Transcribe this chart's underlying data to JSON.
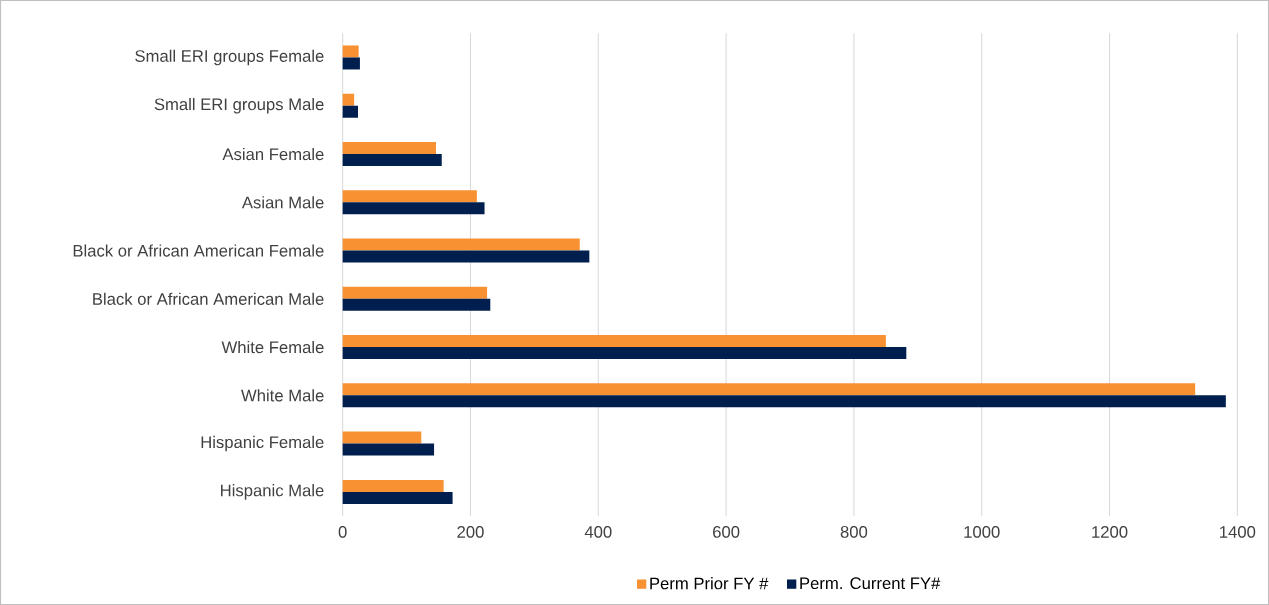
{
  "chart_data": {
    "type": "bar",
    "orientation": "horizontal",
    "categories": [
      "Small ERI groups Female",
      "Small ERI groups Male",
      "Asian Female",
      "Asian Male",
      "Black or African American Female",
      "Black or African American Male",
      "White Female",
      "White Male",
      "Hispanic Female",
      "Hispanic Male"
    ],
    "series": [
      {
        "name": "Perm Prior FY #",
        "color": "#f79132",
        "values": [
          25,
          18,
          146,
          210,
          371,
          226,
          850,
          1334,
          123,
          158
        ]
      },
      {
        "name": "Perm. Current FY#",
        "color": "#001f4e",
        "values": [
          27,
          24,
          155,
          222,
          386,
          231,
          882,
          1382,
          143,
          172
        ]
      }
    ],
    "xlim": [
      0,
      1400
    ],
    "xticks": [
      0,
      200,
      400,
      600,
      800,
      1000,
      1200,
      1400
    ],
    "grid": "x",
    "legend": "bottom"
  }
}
==
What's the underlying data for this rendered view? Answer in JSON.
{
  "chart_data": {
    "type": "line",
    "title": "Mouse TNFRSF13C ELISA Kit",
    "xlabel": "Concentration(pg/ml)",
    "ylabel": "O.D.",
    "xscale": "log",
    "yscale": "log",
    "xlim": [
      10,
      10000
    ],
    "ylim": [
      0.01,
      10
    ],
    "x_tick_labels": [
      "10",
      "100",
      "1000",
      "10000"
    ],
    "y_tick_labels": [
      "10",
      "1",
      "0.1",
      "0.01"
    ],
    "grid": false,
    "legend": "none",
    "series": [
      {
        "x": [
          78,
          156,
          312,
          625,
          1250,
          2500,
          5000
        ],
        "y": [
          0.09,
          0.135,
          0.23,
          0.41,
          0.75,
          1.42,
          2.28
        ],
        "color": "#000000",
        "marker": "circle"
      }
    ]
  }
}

OBJECTIVE
List every line above that holds the word "name".

TASK RESULT
        "name": "Perm Prior FY #",
        "name": "Perm. Current FY#",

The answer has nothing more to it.